# About this exercise
Where a line below holds the string "face", that line goes into the answer.

Excerpts from a dataset:
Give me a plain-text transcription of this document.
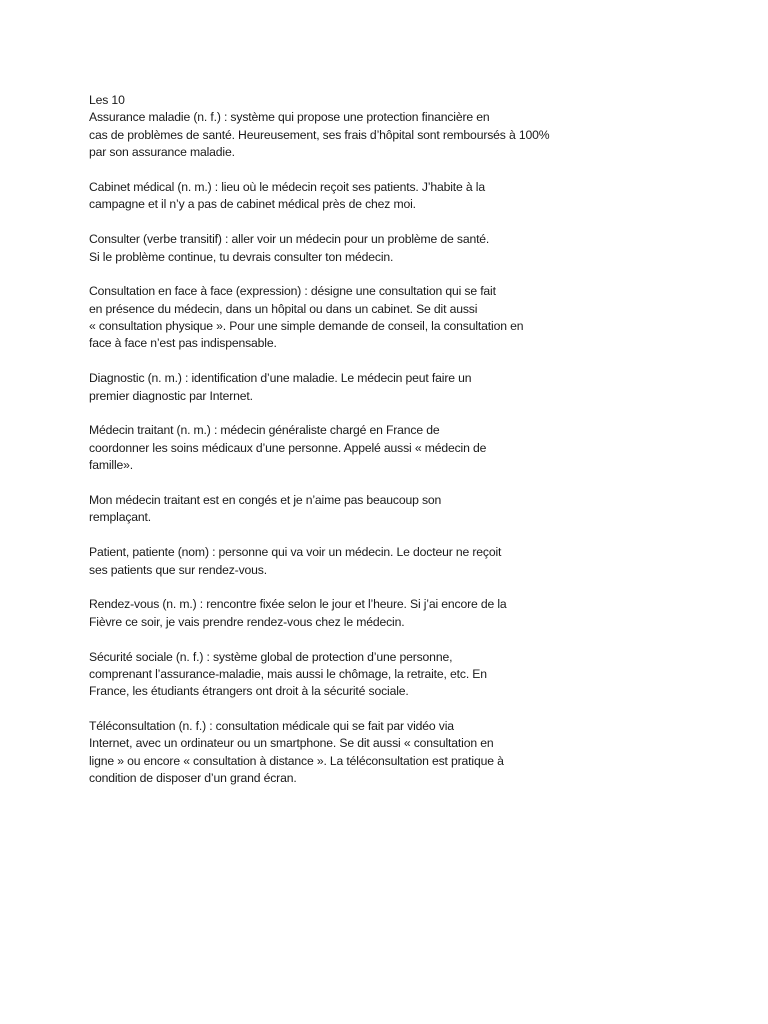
Les 10
Assurance maladie (n. f.) : système qui propose une protection financière en
cas de problèmes de santé. Heureusement, ses frais d’hôpital sont remboursés à 100%
par son assurance maladie.
Cabinet médical (n. m.) : lieu où le médecin reçoit ses patients. J’habite à la
campagne et il n’y a pas de cabinet médical près de chez moi.
Consulter (verbe transitif) : aller voir un médecin pour un problème de santé.
Si le problème continue, tu devrais consulter ton médecin.
Consultation en face à face (expression) : désigne une consultation qui se fait
en présence du médecin, dans un hôpital ou dans un cabinet. Se dit aussi
« consultation physique ». Pour une simple demande de conseil, la consultation en
face à face n’est pas indispensable.
Diagnostic (n. m.) : identification d’une maladie. Le médecin peut faire un
premier diagnostic par Internet.
Médecin traitant (n. m.) : médecin généraliste chargé en France de
coordonner les soins médicaux d’une personne. Appelé aussi « médecin de
famille».
Mon médecin traitant est en congés et je n’aime pas beaucoup son
remplaçant.
Patient, patiente (nom) : personne qui va voir un médecin. Le docteur ne reçoit
ses patients que sur rendez-vous.
Rendez-vous (n. m.) : rencontre fixée selon le jour et l’heure. Si j’ai encore de la
Fièvre ce soir, je vais prendre rendez-vous chez le médecin.
Sécurité sociale (n. f.) : système global de protection d’une personne,
comprenant l’assurance-maladie, mais aussi le chômage, la retraite, etc. En
France, les étudiants étrangers ont droit à la sécurité sociale.
Téléconsultation (n. f.) : consultation médicale qui se fait par vidéo via
Internet, avec un ordinateur ou un smartphone. Se dit aussi « consultation en
ligne » ou encore « consultation à distance ». La téléconsultation est pratique à
condition de disposer d’un grand écran.
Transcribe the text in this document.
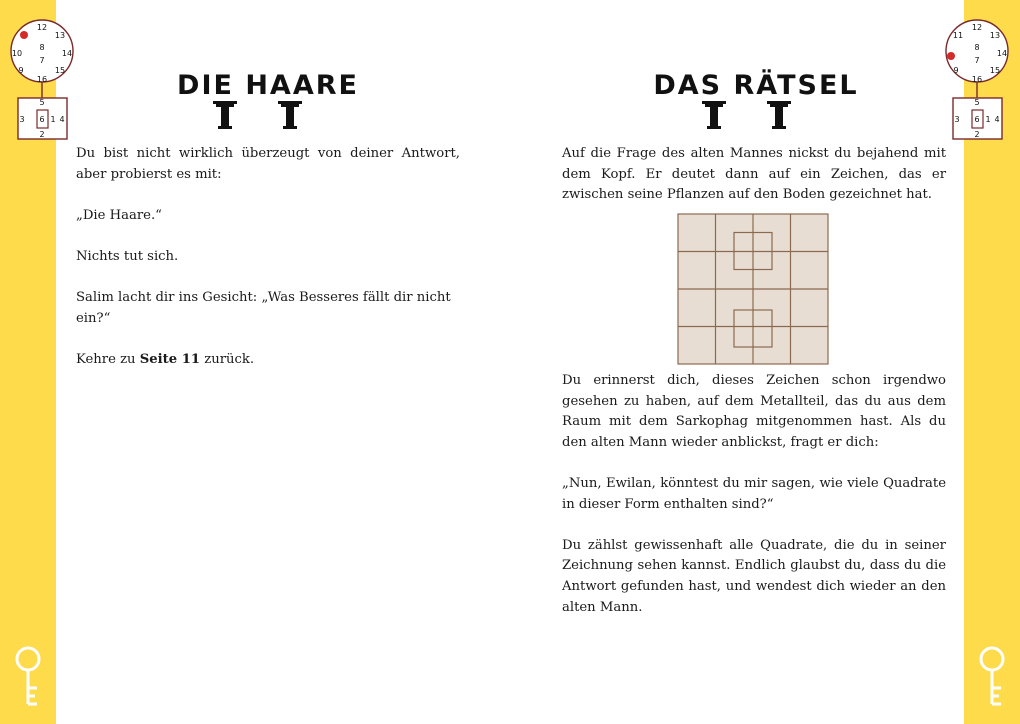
12
13
14
15
16
9
10
8
7
5
3 6 1 4
2
12
13
14
15
16
9
11
8
7
5
3 6 1 4
2
DIE HAARE	DAS RÄTSEL

Du bist nicht wirklich überzeugt von deiner Antwort, aber probierst es mit:

„Die Haare.“

Nichts tut sich.

Salim lacht dir ins Gesicht: „Was Besseres fällt dir nicht ein?“

Kehre zu Seite 11 zurück.

Auf die Frage des alten Mannes nickst du bejahend mit dem Kopf. Er deutet dann auf ein Zeichen, das er zwischen seine Pflanzen auf den Boden gezeichnet hat.

Du erinnerst dich, dieses Zeichen schon irgendwo gesehen zu haben, auf dem Metallteil, das du aus dem Raum mit dem Sarkophag mitgenommen hast. Als du den alten Mann wieder anblickst, fragt er dich:

„Nun, Ewilan, könntest du mir sagen, wie viele Quadrate in dieser Form enthalten sind?“

Du zählst gewissenhaft alle Quadrate, die du in seiner Zeichnung sehen kannst. Endlich glaubst du, dass du die Antwort gefunden hast, und wendest dich wieder an den alten Mann.

64	65
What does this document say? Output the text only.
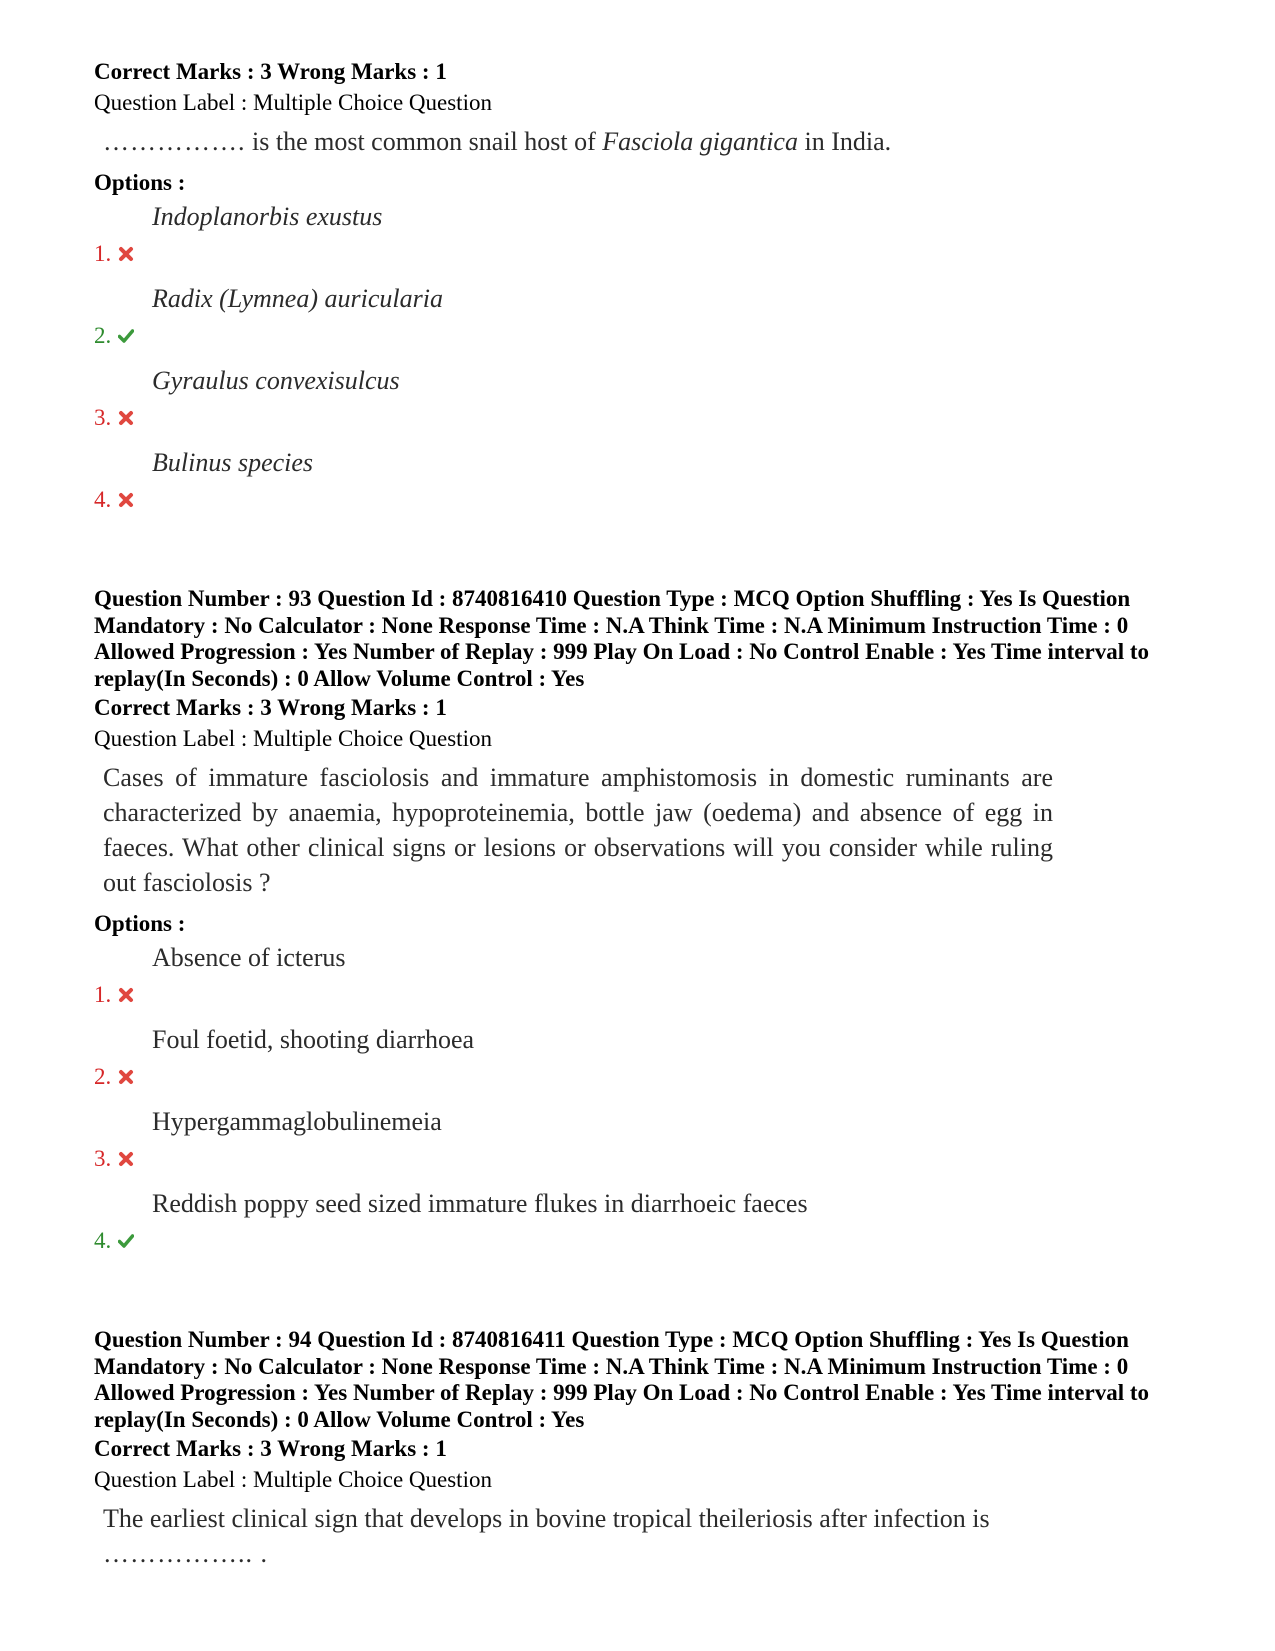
Correct Marks : 3 Wrong Marks : 1
Question Label : Multiple Choice Question
……………. is the most common snail host of Fasciola gigantica in India.
Options :
1.
Indoplanorbis exustus
2.
Radix (Lymnea) auricularia
3.
Gyraulus convexisulcus
4.
Bulinus species
Question Number : 93 Question Id : 8740816410 Question Type : MCQ Option Shuffling : Yes Is Question Mandatory : No Calculator : None Response Time : N.A Think Time : N.A Minimum Instruction Time : 0 Allowed Progression : Yes Number of Replay : 999 Play On Load : No Control Enable : Yes Time interval to replay(In Seconds) : 0 Allow Volume Control : Yes
Correct Marks : 3 Wrong Marks : 1
Question Label : Multiple Choice Question
Cases of immature fasciolosis and immature amphistomosis in domestic ruminants are characterized by anaemia, hypoproteinemia, bottle jaw (oedema) and absence of egg in faeces. What other clinical signs or lesions or observations will you consider while ruling out fasciolosis ?
Options :
1.
Absence of icterus
2.
Foul foetid, shooting diarrhoea
3.
Hypergammaglobulinemeia
4.
Reddish poppy seed sized immature flukes in diarrhoeic faeces
Question Number : 94 Question Id : 8740816411 Question Type : MCQ Option Shuffling : Yes Is Question Mandatory : No Calculator : None Response Time : N.A Think Time : N.A Minimum Instruction Time : 0 Allowed Progression : Yes Number of Replay : 999 Play On Load : No Control Enable : Yes Time interval to replay(In Seconds) : 0 Allow Volume Control : Yes
Correct Marks : 3 Wrong Marks : 1
Question Label : Multiple Choice Question
The earliest clinical sign that develops in bovine tropical theileriosis after infection is
…………….. .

# Written response
Consultation en face à face (expression) : désigne une consultation qui se fait
face à face n’est pas indispensable.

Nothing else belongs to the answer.